__TASK DATA__.

◆ ◆ ◆ ◆

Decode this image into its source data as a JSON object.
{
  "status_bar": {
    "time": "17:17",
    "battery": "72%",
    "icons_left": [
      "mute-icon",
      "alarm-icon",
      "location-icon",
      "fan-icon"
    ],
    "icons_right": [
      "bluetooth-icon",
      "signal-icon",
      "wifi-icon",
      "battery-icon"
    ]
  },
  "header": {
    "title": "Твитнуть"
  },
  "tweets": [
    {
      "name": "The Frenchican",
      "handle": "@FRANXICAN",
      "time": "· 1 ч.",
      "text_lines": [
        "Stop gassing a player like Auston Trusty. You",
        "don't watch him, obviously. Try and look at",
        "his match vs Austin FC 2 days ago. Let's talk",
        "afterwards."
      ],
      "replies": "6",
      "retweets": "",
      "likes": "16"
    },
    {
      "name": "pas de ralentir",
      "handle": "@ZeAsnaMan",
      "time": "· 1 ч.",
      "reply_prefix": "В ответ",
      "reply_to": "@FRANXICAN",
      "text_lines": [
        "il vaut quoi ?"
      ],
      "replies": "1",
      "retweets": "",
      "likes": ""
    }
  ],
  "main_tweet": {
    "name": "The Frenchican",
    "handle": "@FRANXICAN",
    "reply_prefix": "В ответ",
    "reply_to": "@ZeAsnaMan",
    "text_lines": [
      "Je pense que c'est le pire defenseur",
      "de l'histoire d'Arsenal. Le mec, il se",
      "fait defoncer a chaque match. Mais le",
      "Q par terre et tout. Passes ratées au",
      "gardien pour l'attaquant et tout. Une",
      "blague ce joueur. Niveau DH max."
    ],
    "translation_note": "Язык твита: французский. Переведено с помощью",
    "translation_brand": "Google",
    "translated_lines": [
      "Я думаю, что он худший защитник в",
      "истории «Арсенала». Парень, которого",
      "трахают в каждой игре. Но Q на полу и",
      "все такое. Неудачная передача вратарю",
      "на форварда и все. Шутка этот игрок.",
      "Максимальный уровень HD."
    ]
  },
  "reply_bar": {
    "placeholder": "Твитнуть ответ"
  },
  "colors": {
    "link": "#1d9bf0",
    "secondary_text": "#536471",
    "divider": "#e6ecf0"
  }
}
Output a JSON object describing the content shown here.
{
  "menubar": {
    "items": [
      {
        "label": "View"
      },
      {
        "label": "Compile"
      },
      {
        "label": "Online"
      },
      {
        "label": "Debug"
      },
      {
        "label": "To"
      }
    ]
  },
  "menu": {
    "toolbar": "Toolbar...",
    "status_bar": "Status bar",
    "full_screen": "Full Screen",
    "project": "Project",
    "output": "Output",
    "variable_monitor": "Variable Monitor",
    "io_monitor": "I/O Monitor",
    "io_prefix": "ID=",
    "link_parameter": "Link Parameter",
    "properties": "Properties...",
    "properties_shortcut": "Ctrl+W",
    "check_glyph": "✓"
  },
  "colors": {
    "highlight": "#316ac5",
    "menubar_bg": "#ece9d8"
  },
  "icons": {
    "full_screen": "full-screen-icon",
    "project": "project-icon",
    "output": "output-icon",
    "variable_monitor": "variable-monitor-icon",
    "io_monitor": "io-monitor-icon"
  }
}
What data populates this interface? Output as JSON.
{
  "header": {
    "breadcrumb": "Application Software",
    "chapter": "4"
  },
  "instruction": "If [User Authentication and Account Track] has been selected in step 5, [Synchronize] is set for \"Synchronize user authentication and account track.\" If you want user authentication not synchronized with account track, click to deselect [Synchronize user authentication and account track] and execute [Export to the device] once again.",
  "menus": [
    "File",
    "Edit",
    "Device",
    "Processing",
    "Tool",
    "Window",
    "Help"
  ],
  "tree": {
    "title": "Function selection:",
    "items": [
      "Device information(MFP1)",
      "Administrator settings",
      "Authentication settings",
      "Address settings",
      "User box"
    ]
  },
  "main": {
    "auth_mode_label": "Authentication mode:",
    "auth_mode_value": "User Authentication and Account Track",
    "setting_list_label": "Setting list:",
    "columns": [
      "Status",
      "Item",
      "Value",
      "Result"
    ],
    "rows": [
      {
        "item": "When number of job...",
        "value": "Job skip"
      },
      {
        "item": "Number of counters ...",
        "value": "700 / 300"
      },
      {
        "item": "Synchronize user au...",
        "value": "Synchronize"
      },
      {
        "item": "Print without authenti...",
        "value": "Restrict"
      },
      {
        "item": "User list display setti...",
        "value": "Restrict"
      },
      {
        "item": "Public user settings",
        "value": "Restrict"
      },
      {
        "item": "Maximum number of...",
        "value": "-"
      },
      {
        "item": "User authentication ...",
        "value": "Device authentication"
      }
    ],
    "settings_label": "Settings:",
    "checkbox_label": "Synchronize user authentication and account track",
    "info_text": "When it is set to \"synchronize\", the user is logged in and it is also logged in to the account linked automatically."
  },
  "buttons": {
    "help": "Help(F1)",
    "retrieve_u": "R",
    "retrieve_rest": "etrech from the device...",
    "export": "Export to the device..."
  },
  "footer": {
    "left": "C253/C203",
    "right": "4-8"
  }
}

◆ ◆ ◆ ◆

__DIRECTIONS FOR THIS TASK__. Find every line in the records above that holds the word "ответ", and copy each one.

__RESPONSE__.
      "reply_prefix": "В ответ",
    "reply_prefix": "В ответ",
    "placeholder": "Твитнуть ответ"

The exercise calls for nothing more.